Collected data:
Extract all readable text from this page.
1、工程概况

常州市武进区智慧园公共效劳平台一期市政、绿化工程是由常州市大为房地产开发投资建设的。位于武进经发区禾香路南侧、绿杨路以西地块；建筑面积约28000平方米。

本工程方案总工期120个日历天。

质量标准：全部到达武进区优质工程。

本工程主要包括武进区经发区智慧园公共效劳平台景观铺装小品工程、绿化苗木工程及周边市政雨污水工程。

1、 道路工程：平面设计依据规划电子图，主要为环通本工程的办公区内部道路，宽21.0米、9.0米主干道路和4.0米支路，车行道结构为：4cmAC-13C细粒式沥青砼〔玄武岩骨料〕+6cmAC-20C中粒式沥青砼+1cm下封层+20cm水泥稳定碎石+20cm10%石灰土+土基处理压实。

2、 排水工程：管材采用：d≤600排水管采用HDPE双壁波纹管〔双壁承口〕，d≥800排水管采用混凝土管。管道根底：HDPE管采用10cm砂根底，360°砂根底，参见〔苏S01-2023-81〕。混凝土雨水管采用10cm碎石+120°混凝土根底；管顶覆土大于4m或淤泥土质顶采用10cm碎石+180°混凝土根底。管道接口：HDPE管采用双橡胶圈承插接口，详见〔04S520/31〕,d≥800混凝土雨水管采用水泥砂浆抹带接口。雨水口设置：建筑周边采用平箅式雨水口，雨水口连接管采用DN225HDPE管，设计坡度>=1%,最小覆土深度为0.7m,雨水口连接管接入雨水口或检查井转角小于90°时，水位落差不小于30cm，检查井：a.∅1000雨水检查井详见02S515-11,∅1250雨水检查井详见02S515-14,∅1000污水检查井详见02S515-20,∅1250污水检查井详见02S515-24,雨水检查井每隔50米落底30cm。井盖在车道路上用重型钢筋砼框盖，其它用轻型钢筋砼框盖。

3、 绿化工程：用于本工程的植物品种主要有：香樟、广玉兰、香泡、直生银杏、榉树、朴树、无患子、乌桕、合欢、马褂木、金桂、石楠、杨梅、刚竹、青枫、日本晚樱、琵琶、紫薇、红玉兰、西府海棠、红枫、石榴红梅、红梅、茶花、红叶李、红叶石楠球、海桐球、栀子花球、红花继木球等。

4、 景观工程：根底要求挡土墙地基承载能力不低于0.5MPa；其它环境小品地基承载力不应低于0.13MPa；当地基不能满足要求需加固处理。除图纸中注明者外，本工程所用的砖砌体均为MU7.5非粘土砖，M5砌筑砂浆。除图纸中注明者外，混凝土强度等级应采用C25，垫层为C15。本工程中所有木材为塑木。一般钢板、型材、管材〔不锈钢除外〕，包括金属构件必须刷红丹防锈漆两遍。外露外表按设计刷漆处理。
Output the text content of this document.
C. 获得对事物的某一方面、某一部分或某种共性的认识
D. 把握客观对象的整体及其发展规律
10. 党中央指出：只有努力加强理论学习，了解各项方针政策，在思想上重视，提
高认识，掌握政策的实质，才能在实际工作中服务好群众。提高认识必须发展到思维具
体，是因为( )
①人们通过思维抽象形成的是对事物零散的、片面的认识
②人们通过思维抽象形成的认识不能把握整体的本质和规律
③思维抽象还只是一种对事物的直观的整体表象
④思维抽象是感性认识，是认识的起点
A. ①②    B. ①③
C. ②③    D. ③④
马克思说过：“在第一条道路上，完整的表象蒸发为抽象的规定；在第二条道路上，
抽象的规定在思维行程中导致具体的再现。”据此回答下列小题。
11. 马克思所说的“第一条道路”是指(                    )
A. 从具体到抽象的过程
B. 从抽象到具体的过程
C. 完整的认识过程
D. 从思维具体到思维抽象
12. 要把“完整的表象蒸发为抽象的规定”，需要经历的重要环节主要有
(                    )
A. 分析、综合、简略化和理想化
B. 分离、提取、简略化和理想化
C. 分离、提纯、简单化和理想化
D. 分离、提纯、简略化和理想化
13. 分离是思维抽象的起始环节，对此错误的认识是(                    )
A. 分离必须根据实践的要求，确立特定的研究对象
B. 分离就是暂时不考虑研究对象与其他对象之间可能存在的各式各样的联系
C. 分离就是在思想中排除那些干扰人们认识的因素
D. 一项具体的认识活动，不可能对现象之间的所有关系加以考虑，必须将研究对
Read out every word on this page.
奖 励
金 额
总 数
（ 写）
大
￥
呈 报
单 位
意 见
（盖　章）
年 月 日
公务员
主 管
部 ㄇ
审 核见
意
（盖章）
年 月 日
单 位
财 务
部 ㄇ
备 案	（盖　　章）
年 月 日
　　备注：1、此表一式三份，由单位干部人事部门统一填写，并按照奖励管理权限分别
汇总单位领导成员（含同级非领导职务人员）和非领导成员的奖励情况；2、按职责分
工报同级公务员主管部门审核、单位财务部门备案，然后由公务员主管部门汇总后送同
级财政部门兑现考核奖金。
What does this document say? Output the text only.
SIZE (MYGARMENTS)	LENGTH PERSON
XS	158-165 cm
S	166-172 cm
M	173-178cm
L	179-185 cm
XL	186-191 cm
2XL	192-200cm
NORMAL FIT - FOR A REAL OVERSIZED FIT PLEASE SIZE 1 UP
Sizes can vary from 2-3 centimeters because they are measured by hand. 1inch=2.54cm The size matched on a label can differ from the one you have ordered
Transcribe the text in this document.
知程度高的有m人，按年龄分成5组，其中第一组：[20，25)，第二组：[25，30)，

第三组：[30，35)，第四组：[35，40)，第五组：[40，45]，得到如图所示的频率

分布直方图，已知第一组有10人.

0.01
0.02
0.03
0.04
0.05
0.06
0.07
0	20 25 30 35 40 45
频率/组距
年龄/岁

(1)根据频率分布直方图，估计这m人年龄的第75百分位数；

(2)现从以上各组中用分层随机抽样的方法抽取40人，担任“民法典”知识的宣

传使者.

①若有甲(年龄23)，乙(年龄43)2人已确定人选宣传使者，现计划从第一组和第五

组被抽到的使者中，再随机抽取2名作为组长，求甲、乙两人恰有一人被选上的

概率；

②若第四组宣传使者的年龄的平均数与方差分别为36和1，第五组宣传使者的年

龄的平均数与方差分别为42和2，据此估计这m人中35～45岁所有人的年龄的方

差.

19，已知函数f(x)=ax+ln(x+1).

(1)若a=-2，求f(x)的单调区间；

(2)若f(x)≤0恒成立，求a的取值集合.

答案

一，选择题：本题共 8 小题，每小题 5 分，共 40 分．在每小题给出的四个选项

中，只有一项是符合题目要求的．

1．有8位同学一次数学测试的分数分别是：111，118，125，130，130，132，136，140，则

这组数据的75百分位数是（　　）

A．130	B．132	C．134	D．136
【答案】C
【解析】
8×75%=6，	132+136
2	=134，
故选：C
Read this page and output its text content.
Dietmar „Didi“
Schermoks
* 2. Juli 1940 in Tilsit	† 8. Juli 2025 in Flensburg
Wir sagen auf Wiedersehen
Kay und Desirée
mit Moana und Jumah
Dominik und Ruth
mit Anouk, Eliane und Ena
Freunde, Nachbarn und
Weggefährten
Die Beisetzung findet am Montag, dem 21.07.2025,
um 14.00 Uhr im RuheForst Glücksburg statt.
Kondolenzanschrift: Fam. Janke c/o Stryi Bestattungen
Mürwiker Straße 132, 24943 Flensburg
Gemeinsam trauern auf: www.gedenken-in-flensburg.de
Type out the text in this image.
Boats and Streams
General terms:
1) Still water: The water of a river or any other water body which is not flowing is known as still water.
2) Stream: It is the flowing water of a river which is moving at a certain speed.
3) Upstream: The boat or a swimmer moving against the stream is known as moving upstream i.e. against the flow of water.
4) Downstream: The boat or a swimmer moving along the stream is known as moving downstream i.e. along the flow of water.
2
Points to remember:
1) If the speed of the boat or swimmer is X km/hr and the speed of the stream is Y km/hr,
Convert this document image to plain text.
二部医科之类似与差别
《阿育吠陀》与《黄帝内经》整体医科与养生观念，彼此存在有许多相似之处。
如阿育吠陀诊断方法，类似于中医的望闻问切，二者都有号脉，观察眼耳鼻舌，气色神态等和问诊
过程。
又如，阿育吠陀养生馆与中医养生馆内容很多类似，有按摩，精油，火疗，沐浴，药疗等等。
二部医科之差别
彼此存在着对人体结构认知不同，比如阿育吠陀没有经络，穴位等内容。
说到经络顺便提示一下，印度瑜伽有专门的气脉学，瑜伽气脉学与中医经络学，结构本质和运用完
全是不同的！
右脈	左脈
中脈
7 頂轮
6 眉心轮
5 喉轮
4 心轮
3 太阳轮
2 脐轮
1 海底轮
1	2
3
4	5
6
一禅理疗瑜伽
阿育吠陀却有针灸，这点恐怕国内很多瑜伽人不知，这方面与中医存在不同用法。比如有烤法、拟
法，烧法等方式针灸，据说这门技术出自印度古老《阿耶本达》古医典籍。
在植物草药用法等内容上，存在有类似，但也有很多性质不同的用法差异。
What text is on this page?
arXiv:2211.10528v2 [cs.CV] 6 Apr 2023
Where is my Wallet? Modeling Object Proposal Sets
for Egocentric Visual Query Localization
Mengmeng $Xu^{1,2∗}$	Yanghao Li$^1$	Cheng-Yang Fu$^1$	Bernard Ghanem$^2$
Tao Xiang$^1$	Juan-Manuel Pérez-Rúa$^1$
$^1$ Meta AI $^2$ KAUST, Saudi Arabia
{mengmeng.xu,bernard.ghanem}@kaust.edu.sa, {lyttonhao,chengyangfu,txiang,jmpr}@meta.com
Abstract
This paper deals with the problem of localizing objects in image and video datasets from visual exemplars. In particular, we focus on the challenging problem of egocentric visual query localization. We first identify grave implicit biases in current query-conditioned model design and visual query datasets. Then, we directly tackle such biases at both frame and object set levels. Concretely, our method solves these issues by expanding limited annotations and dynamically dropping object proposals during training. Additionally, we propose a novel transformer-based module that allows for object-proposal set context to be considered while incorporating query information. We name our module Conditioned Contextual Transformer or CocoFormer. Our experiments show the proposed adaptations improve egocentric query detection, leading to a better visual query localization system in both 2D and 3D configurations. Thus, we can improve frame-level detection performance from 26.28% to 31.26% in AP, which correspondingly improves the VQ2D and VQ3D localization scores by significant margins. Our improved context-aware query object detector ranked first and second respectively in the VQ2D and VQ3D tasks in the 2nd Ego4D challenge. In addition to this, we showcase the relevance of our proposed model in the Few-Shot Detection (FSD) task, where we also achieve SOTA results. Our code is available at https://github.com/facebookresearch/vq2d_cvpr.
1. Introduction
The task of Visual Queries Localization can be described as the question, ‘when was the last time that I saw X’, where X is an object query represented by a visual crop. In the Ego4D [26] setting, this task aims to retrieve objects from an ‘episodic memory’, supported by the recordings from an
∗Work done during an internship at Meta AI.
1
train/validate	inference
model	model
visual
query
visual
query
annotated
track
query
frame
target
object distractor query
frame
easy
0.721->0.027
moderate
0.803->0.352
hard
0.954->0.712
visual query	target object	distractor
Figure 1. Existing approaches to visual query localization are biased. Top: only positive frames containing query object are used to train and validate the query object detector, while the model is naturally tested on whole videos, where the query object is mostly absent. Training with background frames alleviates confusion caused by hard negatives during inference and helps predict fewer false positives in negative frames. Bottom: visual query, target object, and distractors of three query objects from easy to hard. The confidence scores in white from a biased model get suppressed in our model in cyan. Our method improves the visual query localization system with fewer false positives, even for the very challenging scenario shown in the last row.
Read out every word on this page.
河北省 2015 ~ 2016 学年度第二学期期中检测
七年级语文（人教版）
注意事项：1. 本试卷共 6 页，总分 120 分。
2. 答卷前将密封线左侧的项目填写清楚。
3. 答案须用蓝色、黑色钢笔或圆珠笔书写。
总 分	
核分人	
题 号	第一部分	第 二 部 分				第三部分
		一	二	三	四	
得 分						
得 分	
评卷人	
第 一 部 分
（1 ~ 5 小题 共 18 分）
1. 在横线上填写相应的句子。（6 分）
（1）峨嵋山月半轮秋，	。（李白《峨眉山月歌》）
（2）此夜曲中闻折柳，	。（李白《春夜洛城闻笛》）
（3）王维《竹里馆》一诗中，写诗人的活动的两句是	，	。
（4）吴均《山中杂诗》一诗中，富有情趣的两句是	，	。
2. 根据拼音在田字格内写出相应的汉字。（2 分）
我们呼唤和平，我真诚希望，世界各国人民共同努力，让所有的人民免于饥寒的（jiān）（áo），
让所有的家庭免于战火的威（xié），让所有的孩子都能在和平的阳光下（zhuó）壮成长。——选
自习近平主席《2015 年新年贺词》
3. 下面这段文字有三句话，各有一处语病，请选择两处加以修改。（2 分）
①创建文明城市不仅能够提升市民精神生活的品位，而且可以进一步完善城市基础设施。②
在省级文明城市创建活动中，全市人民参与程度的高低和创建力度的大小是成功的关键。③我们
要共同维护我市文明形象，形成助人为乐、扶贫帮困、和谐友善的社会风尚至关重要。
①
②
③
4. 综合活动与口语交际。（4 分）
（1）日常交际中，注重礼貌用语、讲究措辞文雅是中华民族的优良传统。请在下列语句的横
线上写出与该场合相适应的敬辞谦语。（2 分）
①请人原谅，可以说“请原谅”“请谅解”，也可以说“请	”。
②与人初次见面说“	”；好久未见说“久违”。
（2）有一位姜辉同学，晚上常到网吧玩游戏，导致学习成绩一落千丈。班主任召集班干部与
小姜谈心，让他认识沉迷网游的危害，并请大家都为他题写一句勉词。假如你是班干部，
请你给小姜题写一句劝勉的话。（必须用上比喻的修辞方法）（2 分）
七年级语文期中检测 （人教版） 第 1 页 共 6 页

__To do__: Work out how many lines above have the string "river" in them, and give only the number.

__Task answer__: 2